>> BEGIN Supplied entries
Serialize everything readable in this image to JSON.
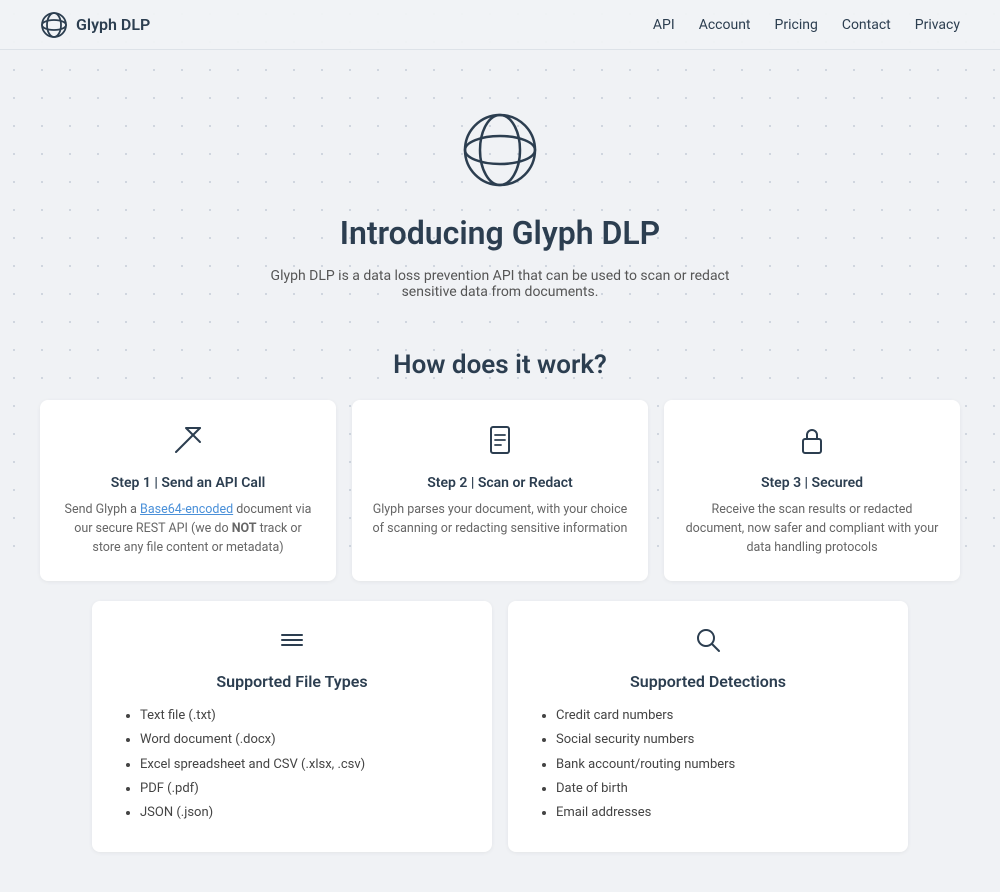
{
  "navbar": {
    "brand": "Glyph DLP",
    "links": [
      {
        "label": "API",
        "href": "#"
      },
      {
        "label": "Account",
        "href": "#"
      },
      {
        "label": "Pricing",
        "href": "#"
      },
      {
        "label": "Contact",
        "href": "#"
      },
      {
        "label": "Privacy",
        "href": "#"
      }
    ]
  },
  "hero": {
    "title": "Introducing Glyph DLP",
    "subtitle": "Glyph DLP is a data loss prevention API that can be used to scan or redact sensitive data from documents."
  },
  "how_it_works": {
    "section_title": "How does it work?",
    "steps": [
      {
        "step_label": "Step 1 | Send an API Call",
        "description_before": "Send Glyph a ",
        "link_text": "Base64-encoded",
        "description_after": " document via our secure REST API (we do ",
        "bold_text": "NOT",
        "description_end": " track or store any file content or metadata)"
      },
      {
        "step_label": "Step 2 | Scan or Redact",
        "description": "Glyph parses your document, with your choice of scanning or redacting sensitive information"
      },
      {
        "step_label": "Step 3 | Secured",
        "description": "Receive the scan results or redacted document, now safer and compliant with your data handling protocols"
      }
    ]
  },
  "supported_file_types": {
    "title": "Supported File Types",
    "items": [
      "Text file (.txt)",
      "Word document (.docx)",
      "Excel spreadsheet and CSV (.xlsx, .csv)",
      "PDF (.pdf)",
      "JSON (.json)"
    ]
  },
  "supported_detections": {
    "title": "Supported Detections",
    "items": [
      "Credit card numbers",
      "Social security numbers",
      "Bank account/routing numbers",
      "Date of birth",
      "Email addresses"
    ]
  }
}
>> END Supplied entries
• What the task requires: Copy each line above where the string "sensitive" occurs.

• Completed task:
    "subtitle": "Glyph DLP is a data loss prevention API that can be used to scan or redact sensitive data from documents."
        "description": "Glyph parses your document, with your choice of scanning or redacting sensitive information"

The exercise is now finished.